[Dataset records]
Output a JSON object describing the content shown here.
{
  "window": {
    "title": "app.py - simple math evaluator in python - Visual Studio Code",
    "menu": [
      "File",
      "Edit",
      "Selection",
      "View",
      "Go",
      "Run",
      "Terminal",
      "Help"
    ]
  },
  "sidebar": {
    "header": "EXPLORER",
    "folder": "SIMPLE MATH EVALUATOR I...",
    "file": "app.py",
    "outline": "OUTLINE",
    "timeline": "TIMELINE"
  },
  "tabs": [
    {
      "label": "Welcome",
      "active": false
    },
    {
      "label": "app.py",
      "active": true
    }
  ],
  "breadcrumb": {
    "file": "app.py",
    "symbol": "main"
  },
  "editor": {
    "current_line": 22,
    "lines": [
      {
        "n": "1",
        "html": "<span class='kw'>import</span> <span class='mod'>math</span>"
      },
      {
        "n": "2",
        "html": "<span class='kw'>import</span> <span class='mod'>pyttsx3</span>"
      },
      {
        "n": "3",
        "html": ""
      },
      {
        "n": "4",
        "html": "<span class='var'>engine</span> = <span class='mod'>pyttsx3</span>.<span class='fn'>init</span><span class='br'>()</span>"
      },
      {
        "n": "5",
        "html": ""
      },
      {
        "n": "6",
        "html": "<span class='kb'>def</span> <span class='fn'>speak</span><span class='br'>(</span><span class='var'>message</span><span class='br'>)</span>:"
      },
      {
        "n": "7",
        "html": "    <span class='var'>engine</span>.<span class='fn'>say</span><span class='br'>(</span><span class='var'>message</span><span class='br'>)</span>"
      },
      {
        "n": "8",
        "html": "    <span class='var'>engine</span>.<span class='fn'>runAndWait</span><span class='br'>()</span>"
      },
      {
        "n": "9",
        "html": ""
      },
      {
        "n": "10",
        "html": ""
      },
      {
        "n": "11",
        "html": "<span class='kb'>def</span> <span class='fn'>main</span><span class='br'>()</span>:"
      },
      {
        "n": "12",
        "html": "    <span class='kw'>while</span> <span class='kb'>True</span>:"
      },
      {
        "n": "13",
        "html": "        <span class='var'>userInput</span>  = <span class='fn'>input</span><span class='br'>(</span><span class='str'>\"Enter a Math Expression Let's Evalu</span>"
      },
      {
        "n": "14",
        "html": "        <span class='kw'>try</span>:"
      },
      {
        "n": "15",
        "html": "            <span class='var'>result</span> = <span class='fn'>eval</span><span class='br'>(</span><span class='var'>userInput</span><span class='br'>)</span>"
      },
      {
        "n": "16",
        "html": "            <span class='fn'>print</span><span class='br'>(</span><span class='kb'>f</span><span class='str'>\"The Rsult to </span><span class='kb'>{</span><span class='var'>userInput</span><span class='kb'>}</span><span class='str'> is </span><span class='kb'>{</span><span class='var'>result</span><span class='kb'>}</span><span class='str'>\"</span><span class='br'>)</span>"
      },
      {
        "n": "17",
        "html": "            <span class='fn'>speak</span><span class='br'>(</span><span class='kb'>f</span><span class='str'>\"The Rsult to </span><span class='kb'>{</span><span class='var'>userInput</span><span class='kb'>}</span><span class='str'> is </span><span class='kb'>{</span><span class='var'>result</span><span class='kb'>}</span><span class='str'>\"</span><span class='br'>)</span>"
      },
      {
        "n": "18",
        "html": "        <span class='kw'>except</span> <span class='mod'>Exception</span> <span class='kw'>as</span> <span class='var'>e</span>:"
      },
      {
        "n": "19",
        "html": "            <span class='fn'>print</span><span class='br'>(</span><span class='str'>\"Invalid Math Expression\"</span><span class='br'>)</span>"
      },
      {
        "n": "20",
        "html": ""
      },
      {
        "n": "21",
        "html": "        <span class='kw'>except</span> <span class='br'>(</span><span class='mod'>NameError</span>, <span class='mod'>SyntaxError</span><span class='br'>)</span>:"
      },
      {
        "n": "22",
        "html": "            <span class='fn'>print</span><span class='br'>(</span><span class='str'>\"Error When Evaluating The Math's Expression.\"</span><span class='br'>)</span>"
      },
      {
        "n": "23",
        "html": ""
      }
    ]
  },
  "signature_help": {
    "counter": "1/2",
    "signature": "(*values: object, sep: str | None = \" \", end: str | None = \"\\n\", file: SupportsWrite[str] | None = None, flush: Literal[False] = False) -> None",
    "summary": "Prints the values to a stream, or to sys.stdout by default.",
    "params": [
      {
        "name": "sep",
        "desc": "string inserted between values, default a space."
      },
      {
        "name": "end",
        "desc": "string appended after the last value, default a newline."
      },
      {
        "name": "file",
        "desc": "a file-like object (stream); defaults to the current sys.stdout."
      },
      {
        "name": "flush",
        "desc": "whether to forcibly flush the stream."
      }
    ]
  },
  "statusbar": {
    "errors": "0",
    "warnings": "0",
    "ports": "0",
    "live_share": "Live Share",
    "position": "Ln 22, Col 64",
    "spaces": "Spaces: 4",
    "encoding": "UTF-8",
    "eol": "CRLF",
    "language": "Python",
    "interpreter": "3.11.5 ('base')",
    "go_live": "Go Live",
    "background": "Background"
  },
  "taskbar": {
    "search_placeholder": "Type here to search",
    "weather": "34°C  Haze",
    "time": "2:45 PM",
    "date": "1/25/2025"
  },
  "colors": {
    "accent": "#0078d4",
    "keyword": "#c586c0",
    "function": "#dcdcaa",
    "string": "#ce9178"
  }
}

REQUIREMENTS> Write out all records exactly, keeping every detail.

ANSWER BELOW>
Output a JSON object describing the content shown here.
{
  "window": {
    "title": "app.py - simple math evaluator in python - Visual Studio Code",
    "menu": [
      "File",
      "Edit",
      "Selection",
      "View",
      "Go",
      "Run",
      "Terminal",
      "Help"
    ]
  },
  "sidebar": {
    "header": "EXPLORER",
    "folder": "SIMPLE MATH EVALUATOR I...",
    "file": "app.py",
    "outline": "OUTLINE",
    "timeline": "TIMELINE"
  },
  "tabs": [
    {
      "label": "Welcome",
      "active": false
    },
    {
      "label": "app.py",
      "active": true
    }
  ],
  "breadcrumb": {
    "file": "app.py",
    "symbol": "main"
  },
  "editor": {
    "current_line": 22,
    "lines": [
      {
        "n": "1",
        "html": "<span class='kw'>import</span> <span class='mod'>math</span>"
      },
      {
        "n": "2",
        "html": "<span class='kw'>import</span> <span class='mod'>pyttsx3</span>"
      },
      {
        "n": "3",
        "html": ""
      },
      {
        "n": "4",
        "html": "<span class='var'>engine</span> = <span class='mod'>pyttsx3</span>.<span class='fn'>init</span><span class='br'>()</span>"
      },
      {
        "n": "5",
        "html": ""
      },
      {
        "n": "6",
        "html": "<span class='kb'>def</span> <span class='fn'>speak</span><span class='br'>(</span><span class='var'>message</span><span class='br'>)</span>:"
      },
      {
        "n": "7",
        "html": "    <span class='var'>engine</span>.<span class='fn'>say</span><span class='br'>(</span><span class='var'>message</span><span class='br'>)</span>"
      },
      {
        "n": "8",
        "html": "    <span class='var'>engine</span>.<span class='fn'>runAndWait</span><span class='br'>()</span>"
      },
      {
        "n": "9",
        "html": ""
      },
      {
        "n": "10",
        "html": ""
      },
      {
        "n": "11",
        "html": "<span class='kb'>def</span> <span class='fn'>main</span><span class='br'>()</span>:"
      },
      {
        "n": "12",
        "html": "    <span class='kw'>while</span> <span class='kb'>True</span>:"
      },
      {
        "n": "13",
        "html": "        <span class='var'>userInput</span>  = <span class='fn'>input</span><span class='br'>(</span><span class='str'>\"Enter a Math Expression Let's Evalu</span>"
      },
      {
        "n": "14",
        "html": "        <span class='kw'>try</span>:"
      },
      {
        "n": "15",
        "html": "            <span class='var'>result</span> = <span class='fn'>eval</span><span class='br'>(</span><span class='var'>userInput</span><span class='br'>)</span>"
      },
      {
        "n": "16",
        "html": "            <span class='fn'>print</span><span class='br'>(</span><span class='kb'>f</span><span class='str'>\"The Rsult to </span><span class='kb'>{</span><span class='var'>userInput</span><span class='kb'>}</span><span class='str'> is </span><span class='kb'>{</span><span class='var'>result</span><span class='kb'>}</span><span class='str'>\"</span><span class='br'>)</span>"
      },
      {
        "n": "17",
        "html": "            <span class='fn'>speak</span><span class='br'>(</span><span class='kb'>f</span><span class='str'>\"The Rsult to </span><span class='kb'>{</span><span class='var'>userInput</span><span class='kb'>}</span><span class='str'> is </span><span class='kb'>{</span><span class='var'>result</span><span class='kb'>}</span><span class='str'>\"</span><span class='br'>)</span>"
      },
      {
        "n": "18",
        "html": "        <span class='kw'>except</span> <span class='mod'>Exception</span> <span class='kw'>as</span> <span class='var'>e</span>:"
      },
      {
        "n": "19",
        "html": "            <span class='fn'>print</span><span class='br'>(</span><span class='str'>\"Invalid Math Expression\"</span><span class='br'>)</span>"
      },
      {
        "n": "20",
        "html": ""
      },
      {
        "n": "21",
        "html": "        <span class='kw'>except</span> <span class='br'>(</span><span class='mod'>NameError</span>, <span class='mod'>SyntaxError</span><span class='br'>)</span>:"
      },
      {
        "n": "22",
        "html": "            <span class='fn'>print</span><span class='br'>(</span><span class='str'>\"Error When Evaluating The Math's Expression.\"</span><span class='br'>)</span>"
      },
      {
        "n": "23",
        "html": ""
      }
    ]
  },
  "signature_help": {
    "counter": "1/2",
    "signature": "(*values: object, sep: str | None = \" \", end: str | None = \"\\n\", file: SupportsWrite[str] | None = None, flush: Literal[False] = False) -> None",
    "summary": "Prints the values to a stream, or to sys.stdout by default.",
    "params": [
      {
        "name": "sep",
        "desc": "string inserted between values, default a space."
      },
      {
        "name": "end",
        "desc": "string appended after the last value, default a newline."
      },
      {
        "name": "file",
        "desc": "a file-like object (stream); defaults to the current sys.stdout."
      },
      {
        "name": "flush",
        "desc": "whether to forcibly flush the stream."
      }
    ]
  },
  "statusbar": {
    "errors": "0",
    "warnings": "0",
    "ports": "0",
    "live_share": "Live Share",
    "position": "Ln 22, Col 64",
    "spaces": "Spaces: 4",
    "encoding": "UTF-8",
    "eol": "CRLF",
    "language": "Python",
    "interpreter": "3.11.5 ('base')",
    "go_live": "Go Live",
    "background": "Background"
  },
  "taskbar": {
    "search_placeholder": "Type here to search",
    "weather": "34°C  Haze",
    "time": "2:45 PM",
    "date": "1/25/2025"
  },
  "colors": {
    "accent": "#0078d4",
    "keyword": "#c586c0",
    "function": "#dcdcaa",
    "string": "#ce9178"
  }
}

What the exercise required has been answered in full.